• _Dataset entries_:
---------------

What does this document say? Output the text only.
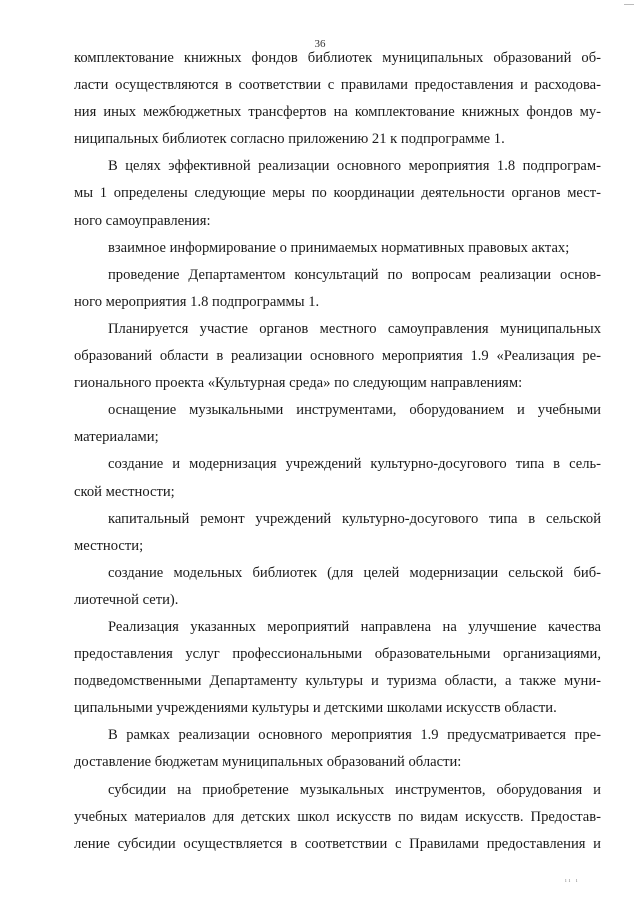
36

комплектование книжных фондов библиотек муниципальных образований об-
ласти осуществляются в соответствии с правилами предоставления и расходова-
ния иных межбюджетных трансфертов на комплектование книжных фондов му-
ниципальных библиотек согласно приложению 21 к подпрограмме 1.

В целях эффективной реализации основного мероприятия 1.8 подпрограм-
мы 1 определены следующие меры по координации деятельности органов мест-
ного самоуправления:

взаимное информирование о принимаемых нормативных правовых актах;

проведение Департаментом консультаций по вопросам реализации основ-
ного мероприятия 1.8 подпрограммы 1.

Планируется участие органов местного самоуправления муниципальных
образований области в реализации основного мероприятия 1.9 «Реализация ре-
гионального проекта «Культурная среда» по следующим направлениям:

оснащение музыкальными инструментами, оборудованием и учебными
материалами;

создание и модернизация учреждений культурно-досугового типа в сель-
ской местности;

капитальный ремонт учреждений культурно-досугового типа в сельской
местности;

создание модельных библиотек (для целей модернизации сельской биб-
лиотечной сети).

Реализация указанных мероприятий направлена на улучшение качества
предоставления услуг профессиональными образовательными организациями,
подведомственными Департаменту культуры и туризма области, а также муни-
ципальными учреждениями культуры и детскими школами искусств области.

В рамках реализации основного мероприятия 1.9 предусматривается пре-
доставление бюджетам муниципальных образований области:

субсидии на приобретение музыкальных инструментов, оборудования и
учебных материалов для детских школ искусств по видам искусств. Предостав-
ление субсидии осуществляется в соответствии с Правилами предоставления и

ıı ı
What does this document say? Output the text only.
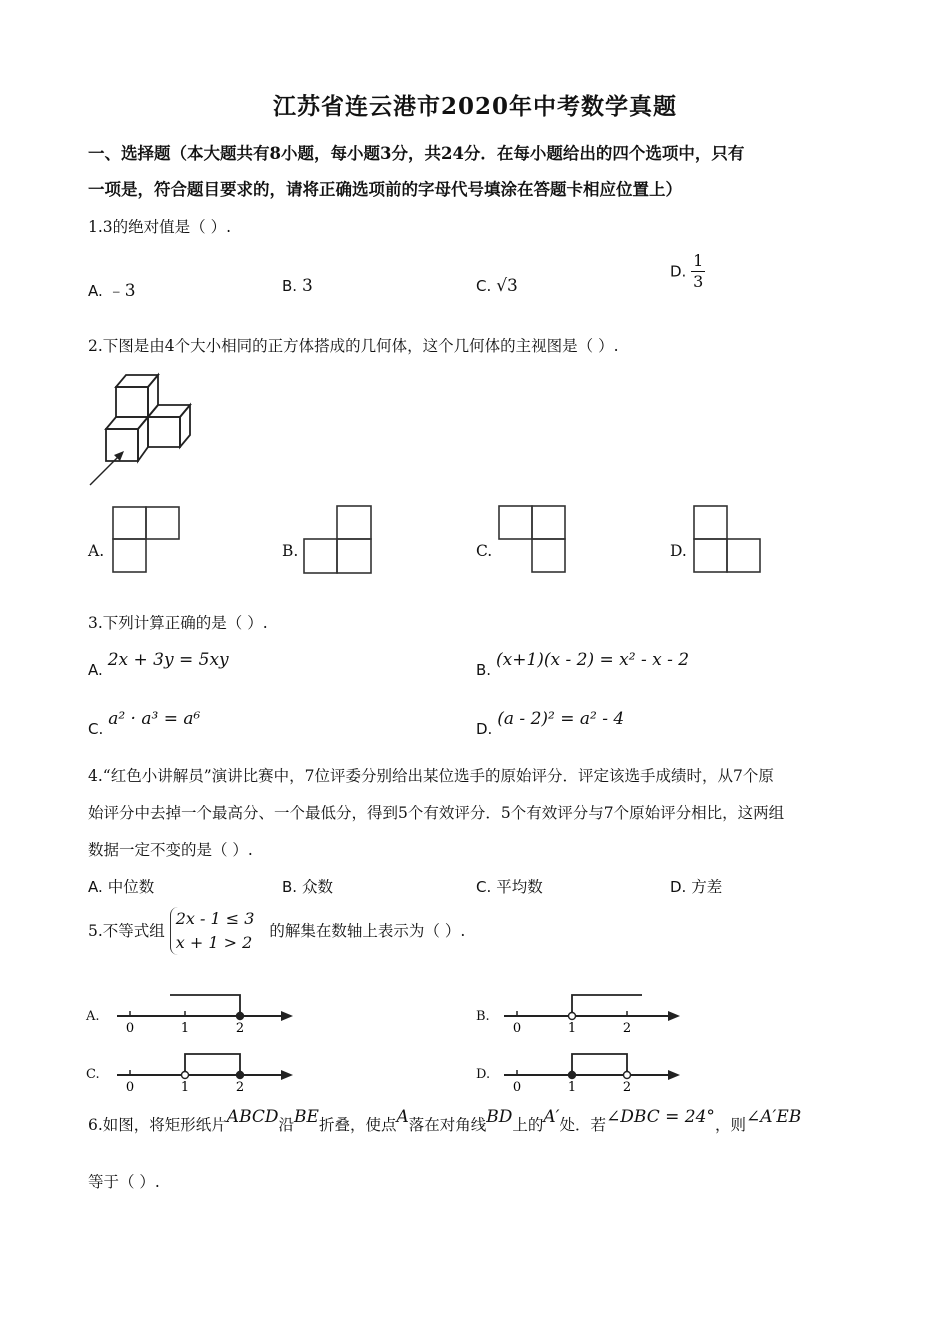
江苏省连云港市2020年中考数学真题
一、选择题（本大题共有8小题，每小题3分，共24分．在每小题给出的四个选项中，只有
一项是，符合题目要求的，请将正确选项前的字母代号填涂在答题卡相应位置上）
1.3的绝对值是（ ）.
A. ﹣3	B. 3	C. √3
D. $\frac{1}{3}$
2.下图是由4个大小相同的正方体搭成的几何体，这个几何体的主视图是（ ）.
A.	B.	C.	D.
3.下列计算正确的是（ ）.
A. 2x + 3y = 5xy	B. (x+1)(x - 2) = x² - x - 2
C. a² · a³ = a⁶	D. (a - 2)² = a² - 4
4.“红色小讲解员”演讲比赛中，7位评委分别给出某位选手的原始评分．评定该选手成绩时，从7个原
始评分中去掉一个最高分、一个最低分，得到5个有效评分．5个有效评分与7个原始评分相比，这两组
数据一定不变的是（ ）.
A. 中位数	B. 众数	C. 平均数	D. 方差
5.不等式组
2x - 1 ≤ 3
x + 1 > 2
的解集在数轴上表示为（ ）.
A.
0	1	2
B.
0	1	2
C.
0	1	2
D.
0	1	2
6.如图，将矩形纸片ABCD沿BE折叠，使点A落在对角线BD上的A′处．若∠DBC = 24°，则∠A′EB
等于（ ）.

---------------

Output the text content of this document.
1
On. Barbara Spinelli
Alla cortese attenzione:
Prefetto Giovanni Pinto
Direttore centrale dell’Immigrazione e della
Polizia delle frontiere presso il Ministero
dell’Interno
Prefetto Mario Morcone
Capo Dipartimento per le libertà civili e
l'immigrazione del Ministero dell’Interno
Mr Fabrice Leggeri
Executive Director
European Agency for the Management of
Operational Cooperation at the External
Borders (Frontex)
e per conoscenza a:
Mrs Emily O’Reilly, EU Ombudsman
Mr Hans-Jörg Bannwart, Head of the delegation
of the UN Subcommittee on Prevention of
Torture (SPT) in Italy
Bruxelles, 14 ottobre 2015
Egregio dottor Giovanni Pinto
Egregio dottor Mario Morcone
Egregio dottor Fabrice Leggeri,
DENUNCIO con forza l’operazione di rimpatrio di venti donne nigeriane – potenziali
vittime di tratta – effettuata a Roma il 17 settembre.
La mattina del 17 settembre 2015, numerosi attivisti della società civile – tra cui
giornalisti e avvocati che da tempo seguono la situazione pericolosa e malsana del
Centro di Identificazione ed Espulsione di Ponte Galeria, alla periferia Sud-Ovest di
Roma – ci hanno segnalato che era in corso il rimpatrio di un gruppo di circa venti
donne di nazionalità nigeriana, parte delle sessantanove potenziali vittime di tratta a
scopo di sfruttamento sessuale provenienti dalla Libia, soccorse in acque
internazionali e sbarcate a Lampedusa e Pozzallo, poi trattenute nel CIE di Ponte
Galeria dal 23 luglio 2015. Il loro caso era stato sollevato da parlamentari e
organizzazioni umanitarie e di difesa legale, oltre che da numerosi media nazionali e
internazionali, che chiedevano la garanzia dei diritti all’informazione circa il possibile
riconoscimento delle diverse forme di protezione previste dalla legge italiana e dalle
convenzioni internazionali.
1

---------------

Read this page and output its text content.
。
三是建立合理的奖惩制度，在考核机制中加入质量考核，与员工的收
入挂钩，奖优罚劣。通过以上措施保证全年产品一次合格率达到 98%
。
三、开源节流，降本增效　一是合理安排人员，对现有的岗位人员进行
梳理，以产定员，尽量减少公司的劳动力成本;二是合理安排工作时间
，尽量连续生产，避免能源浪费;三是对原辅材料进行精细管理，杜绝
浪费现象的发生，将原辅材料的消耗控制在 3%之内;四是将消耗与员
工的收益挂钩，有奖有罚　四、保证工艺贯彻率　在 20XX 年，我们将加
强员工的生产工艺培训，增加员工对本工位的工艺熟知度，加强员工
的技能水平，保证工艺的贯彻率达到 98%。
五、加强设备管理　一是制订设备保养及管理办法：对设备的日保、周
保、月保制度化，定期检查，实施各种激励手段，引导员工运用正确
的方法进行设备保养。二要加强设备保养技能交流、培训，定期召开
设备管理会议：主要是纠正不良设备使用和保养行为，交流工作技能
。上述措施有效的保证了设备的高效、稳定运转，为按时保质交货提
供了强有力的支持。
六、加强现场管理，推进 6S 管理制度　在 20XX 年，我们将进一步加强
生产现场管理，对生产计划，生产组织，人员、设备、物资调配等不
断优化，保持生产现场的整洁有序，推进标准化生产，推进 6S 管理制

---------------

• _Problem to work on_: Identify each line in the records above containing the word "типа"; copy those lines.

• _Output below_:
создание и модернизация учреждений культурно-досугового типа в сель-
капитальный ремонт учреждений культурно-досугового типа в сельской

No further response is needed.